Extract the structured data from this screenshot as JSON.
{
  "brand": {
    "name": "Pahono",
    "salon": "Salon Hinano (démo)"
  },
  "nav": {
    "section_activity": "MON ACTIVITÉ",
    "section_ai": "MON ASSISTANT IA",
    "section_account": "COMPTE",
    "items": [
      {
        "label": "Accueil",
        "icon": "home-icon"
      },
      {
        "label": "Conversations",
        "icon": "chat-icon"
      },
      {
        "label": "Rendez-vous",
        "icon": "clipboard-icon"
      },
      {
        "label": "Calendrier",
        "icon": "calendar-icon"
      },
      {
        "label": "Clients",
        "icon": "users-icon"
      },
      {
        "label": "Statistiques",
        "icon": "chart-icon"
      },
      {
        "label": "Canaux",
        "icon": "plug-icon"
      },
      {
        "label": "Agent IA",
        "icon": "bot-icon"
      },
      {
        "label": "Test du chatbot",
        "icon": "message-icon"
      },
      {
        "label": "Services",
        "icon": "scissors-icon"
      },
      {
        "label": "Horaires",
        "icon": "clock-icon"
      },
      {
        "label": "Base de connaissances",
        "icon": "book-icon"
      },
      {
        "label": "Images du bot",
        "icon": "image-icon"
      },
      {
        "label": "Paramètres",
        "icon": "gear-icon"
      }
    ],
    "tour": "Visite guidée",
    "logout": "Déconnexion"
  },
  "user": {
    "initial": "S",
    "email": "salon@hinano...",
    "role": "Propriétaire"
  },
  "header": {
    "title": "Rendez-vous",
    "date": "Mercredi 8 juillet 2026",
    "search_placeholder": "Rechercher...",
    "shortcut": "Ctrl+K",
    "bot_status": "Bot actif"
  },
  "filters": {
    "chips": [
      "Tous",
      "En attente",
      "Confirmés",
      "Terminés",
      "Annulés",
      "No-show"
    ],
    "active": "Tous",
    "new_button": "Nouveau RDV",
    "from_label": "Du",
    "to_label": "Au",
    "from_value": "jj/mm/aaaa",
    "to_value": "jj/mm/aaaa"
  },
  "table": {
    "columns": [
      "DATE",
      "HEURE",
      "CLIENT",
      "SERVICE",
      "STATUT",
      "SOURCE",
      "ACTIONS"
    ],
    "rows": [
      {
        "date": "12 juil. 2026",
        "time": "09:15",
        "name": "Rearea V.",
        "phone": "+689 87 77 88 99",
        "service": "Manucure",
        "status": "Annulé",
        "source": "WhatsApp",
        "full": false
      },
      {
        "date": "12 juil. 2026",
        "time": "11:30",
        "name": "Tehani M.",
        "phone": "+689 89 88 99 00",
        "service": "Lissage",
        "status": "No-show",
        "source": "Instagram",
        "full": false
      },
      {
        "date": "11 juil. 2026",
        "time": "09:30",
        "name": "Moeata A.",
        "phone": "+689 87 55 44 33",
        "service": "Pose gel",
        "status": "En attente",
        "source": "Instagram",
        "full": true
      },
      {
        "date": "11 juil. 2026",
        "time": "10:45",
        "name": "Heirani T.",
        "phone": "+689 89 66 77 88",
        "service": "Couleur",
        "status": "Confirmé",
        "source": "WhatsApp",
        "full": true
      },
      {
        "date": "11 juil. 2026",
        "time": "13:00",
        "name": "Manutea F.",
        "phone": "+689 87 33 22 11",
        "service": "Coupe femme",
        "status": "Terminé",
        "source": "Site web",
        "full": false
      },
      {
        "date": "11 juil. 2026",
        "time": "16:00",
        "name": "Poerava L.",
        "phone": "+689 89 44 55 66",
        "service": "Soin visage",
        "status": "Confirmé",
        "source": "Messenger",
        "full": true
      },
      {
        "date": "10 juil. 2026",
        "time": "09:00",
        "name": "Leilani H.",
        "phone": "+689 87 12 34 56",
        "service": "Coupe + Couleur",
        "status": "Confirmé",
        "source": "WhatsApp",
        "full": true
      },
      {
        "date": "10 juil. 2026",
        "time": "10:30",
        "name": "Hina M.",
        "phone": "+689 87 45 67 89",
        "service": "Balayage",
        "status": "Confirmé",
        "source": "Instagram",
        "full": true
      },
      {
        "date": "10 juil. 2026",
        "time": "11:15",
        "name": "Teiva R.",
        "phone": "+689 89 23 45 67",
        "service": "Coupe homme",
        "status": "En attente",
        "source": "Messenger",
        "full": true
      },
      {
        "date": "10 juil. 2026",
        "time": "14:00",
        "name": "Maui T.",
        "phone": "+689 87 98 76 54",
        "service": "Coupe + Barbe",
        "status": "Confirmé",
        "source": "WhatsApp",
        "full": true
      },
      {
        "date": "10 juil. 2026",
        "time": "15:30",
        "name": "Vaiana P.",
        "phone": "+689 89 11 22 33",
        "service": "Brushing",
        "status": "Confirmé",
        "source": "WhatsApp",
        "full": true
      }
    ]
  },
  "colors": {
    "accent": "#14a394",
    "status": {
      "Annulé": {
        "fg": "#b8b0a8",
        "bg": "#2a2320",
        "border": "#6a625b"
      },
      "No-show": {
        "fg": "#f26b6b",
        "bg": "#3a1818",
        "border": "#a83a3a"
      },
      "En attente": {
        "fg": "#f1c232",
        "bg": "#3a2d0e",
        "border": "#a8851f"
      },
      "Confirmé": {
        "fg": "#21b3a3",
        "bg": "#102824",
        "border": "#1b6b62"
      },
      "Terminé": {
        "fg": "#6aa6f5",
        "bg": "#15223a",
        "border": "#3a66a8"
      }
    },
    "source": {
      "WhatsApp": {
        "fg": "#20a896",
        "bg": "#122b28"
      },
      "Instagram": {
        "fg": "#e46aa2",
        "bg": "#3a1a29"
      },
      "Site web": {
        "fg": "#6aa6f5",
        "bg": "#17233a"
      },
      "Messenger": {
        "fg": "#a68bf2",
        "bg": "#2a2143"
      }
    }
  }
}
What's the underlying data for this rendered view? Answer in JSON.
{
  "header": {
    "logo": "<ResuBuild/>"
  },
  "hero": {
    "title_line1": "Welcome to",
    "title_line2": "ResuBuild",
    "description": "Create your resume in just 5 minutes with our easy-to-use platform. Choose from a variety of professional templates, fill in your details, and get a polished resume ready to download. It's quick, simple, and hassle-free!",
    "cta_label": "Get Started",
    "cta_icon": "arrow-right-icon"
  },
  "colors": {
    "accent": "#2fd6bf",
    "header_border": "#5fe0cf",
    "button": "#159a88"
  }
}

**Request**
Repeat exactly, and only, the lines of the records above, starting with the line that contains "What's the underlying" and ending with the final line, both included.

**Output for this task**
What's the underlying data for this rendered view? Answer in JSON.
{
  "header": {
    "logo": "<ResuBuild/>"
  },
  "hero": {
    "title_line1": "Welcome to",
    "title_line2": "ResuBuild",
    "description": "Create your resume in just 5 minutes with our easy-to-use platform. Choose from a variety of professional templates, fill in your details, and get a polished resume ready to download. It's quick, simple, and hassle-free!",
    "cta_label": "Get Started",
    "cta_icon": "arrow-right-icon"
  },
  "colors": {
    "accent": "#2fd6bf",
    "header_border": "#5fe0cf",
    "button": "#159a88"
  }
}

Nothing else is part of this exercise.